**What needs to be done**
Find every line in the data below that contains the string "select", and copy each such line. Matching is case-sensitive.

## begin Material shown

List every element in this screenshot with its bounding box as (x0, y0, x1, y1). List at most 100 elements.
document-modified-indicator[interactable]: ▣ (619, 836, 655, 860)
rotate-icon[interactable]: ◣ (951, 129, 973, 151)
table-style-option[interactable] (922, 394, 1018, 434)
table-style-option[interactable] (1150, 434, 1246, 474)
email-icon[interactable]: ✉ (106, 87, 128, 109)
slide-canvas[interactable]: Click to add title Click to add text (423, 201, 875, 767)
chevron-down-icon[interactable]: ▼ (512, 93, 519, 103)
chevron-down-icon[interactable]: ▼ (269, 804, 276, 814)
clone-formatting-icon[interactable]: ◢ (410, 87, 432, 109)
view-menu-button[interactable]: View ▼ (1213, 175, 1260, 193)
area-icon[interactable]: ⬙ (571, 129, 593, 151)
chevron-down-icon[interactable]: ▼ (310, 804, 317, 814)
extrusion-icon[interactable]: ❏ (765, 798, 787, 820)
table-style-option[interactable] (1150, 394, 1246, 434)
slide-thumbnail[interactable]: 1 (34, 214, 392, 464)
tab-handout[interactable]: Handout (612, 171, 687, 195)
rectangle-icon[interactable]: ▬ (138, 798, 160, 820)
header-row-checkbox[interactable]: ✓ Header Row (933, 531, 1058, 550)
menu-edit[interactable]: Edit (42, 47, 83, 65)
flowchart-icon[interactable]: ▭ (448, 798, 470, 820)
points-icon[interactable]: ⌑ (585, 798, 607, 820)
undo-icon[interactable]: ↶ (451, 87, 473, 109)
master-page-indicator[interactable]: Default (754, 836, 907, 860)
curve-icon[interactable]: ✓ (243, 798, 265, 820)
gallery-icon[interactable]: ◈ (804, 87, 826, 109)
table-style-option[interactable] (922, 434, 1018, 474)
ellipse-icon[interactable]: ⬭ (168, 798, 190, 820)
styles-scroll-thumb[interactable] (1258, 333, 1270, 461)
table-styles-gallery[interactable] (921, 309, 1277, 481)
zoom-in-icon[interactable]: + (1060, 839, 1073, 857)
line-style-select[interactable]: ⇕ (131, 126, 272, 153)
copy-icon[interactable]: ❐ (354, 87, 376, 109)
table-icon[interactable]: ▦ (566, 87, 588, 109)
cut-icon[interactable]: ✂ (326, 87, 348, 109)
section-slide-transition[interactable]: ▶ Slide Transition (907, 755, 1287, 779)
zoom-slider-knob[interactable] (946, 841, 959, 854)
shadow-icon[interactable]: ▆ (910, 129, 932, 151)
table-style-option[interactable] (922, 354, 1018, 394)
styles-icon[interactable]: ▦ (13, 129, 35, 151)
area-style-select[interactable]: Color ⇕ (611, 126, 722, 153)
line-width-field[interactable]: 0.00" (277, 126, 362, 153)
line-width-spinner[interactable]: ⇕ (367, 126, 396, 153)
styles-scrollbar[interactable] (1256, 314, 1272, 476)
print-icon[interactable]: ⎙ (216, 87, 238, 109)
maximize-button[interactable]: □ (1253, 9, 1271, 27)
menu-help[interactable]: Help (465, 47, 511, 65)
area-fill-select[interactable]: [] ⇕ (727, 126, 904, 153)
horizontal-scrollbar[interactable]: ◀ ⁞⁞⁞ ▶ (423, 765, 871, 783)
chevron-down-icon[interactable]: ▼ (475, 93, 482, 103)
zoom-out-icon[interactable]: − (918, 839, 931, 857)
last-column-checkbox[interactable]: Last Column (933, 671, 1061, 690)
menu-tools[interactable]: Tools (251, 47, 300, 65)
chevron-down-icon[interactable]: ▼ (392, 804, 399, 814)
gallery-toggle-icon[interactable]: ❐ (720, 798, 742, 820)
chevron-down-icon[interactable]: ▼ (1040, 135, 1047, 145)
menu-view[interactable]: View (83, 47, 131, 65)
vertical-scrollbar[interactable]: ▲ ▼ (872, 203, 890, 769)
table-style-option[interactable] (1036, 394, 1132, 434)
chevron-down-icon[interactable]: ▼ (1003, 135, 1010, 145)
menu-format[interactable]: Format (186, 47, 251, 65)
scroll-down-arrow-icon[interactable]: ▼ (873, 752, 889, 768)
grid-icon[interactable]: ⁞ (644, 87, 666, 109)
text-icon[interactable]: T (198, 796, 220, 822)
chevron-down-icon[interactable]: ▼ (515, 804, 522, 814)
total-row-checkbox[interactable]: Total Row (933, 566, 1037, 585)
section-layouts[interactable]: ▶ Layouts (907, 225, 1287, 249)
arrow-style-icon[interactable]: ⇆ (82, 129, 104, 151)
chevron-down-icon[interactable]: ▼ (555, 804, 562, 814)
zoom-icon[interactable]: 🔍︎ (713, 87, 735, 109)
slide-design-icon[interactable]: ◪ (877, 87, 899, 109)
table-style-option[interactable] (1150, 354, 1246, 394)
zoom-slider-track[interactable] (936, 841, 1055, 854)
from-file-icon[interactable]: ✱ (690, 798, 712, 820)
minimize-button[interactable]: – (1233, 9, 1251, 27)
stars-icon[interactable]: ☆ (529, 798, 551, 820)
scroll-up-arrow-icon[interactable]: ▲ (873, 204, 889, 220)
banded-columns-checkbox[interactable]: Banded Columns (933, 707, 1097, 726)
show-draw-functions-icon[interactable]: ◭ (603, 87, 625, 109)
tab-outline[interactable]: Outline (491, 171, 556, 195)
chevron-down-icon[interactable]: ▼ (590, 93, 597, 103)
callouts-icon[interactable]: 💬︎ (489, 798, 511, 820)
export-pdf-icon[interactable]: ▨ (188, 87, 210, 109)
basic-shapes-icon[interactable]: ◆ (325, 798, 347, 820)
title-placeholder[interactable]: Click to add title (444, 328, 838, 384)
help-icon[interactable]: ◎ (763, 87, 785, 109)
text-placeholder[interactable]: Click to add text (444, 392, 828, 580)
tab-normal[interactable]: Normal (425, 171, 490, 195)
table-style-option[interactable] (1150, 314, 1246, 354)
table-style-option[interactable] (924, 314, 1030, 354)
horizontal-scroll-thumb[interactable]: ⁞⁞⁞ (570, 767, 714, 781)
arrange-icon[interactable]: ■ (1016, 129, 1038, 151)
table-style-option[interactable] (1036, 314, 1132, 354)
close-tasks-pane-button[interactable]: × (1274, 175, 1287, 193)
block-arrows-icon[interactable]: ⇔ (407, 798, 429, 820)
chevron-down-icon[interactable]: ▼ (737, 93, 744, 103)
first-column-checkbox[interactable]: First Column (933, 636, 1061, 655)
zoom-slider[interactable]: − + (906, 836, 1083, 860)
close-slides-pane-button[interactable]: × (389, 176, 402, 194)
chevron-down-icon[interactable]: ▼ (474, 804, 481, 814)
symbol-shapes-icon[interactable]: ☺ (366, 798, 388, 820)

## end Material shown

**Response to the exercise**
line-style-select[interactable]: ⇕ (131, 126, 272, 153)
area-style-select[interactable]: Color ⇕ (611, 126, 722, 153)
area-fill-select[interactable]: [] ⇕ (727, 126, 904, 153)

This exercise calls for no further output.